_WORK TO BE COMPLETED:_ In the entries that follow, count each line containing "教育引导广大党员" and state the total, nothing more.

Records excerpted from a collection

______________________________

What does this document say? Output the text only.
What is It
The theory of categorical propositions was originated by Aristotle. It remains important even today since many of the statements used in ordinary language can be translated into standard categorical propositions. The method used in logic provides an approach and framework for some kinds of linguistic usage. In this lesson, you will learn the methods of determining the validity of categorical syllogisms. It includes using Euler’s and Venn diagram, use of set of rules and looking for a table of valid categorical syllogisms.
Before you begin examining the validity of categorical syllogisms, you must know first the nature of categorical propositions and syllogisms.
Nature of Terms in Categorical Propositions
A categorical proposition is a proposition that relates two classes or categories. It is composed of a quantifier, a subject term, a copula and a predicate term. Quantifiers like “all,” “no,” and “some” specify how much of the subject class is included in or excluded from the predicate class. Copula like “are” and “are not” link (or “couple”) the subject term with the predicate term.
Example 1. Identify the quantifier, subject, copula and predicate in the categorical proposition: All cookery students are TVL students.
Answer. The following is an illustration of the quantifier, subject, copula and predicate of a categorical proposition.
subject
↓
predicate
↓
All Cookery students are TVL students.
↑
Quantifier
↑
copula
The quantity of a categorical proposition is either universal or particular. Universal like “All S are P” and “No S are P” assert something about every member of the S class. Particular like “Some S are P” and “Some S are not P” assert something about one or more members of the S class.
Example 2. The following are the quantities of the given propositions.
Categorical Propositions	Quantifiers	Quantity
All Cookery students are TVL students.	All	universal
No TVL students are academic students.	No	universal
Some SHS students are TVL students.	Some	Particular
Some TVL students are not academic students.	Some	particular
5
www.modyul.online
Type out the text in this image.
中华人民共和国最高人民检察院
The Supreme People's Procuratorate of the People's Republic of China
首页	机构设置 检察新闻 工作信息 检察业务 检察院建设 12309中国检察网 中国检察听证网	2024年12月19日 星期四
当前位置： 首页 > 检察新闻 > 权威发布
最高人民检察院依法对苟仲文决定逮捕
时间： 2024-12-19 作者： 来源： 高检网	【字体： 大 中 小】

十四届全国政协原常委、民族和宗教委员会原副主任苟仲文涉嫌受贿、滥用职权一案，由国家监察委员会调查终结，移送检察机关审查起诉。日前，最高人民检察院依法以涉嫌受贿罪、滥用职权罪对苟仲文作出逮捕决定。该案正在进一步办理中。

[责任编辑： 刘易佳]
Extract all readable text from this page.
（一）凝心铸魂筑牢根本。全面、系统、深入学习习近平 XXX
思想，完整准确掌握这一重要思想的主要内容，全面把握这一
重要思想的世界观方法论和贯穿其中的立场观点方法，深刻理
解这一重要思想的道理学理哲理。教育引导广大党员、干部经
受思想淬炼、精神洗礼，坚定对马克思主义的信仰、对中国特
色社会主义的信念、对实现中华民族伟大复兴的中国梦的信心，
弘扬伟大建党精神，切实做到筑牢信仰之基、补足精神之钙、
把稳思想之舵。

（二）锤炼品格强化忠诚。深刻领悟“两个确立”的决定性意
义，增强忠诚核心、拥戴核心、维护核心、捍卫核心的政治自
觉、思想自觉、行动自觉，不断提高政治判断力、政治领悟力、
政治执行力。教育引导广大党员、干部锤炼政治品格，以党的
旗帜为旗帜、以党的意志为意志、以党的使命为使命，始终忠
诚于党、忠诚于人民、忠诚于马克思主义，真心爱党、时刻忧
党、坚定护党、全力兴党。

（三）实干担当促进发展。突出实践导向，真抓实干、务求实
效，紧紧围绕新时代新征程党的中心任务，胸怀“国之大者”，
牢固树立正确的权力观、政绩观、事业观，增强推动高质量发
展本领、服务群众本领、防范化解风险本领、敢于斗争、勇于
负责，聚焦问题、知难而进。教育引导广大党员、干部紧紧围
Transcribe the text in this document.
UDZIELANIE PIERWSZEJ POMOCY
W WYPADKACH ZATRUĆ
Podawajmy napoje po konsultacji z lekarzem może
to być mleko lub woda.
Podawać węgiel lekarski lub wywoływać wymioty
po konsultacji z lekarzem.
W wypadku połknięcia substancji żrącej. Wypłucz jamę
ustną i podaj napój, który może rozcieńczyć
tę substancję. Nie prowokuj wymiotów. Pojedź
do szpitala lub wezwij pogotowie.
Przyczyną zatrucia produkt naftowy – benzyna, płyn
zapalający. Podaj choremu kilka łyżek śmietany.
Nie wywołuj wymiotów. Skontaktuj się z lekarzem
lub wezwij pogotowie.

______________________________

_WRITTEN RESPONSE:_ 3